[Data entries]
+-------+

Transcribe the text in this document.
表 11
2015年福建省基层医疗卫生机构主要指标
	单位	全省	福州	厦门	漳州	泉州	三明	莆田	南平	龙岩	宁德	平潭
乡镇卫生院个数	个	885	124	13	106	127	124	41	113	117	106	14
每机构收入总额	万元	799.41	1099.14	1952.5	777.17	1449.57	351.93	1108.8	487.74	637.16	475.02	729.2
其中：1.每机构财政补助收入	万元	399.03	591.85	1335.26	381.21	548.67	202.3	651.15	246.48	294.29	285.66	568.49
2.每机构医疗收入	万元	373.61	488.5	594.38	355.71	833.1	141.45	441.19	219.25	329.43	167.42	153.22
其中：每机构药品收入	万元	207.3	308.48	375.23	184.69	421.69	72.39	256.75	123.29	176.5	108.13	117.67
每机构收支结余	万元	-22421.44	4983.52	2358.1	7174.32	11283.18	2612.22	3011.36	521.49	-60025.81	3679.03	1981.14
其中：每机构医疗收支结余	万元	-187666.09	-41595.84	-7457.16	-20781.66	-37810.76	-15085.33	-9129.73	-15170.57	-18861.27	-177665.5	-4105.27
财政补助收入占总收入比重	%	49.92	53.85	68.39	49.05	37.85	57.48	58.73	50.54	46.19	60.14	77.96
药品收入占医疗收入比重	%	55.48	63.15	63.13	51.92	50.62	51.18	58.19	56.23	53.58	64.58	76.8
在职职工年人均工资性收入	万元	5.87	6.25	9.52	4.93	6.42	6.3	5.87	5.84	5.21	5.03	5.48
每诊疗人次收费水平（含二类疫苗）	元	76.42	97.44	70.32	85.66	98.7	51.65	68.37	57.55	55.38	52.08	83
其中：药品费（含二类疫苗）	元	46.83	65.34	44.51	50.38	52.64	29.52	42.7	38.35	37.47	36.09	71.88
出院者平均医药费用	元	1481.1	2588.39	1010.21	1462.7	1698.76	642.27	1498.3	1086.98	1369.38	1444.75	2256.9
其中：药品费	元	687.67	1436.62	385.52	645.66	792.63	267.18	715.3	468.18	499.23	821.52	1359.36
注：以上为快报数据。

+-------+

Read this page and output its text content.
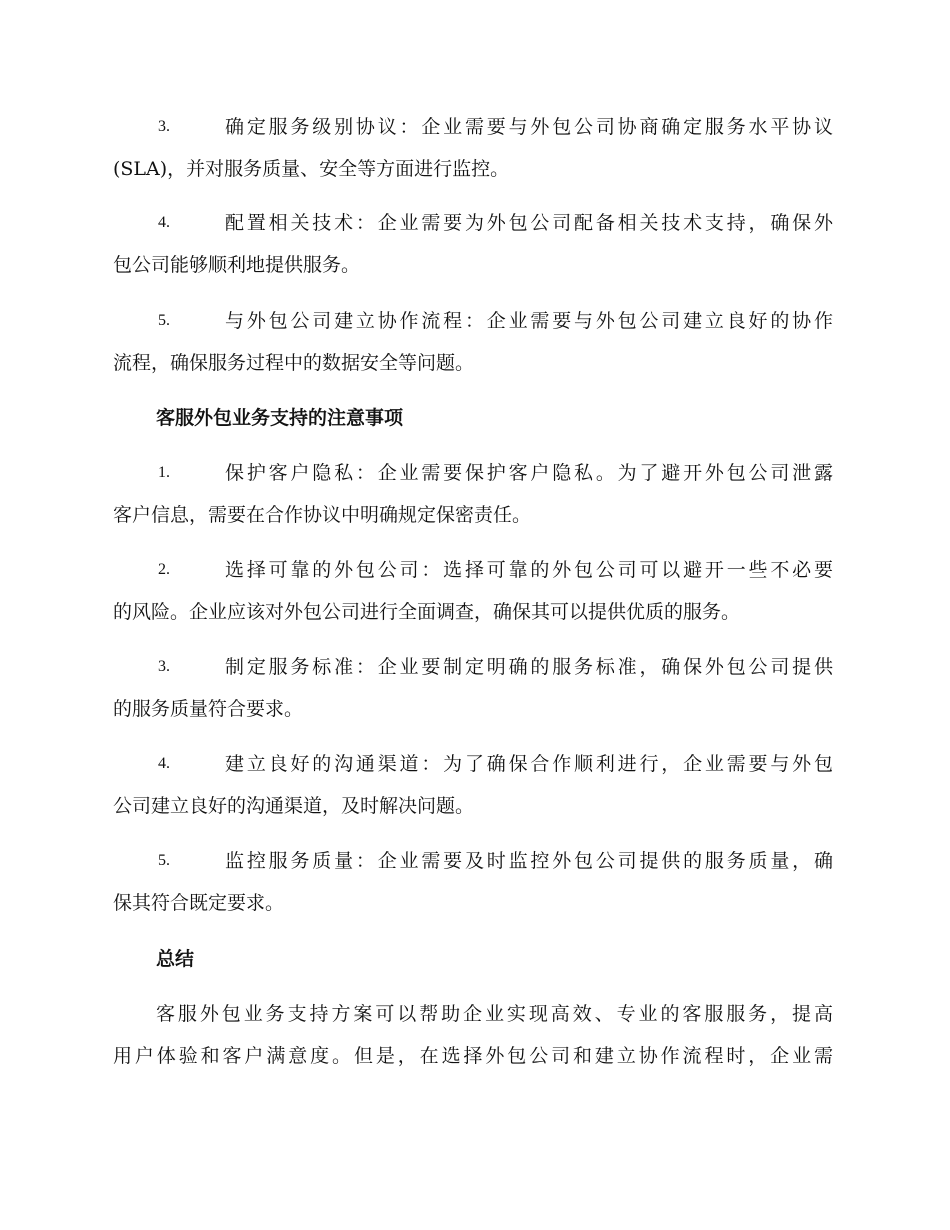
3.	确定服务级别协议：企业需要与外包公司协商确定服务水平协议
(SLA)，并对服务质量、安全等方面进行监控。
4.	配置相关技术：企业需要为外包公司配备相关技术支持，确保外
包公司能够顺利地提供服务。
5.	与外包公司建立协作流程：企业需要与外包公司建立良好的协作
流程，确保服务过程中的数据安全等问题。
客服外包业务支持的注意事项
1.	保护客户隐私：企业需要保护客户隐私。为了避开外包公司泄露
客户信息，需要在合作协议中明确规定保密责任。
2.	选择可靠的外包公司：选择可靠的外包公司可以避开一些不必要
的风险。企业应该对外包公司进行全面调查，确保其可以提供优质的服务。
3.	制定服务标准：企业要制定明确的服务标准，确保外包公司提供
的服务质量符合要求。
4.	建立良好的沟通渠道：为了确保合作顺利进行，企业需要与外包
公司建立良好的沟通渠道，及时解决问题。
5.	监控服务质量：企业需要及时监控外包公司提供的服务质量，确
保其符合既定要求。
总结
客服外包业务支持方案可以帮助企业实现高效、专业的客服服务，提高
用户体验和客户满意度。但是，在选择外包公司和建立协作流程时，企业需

+-------+

List every line from the entries above in which "this" appears.

Transcribe the text in this document.
Read this page and output its text content.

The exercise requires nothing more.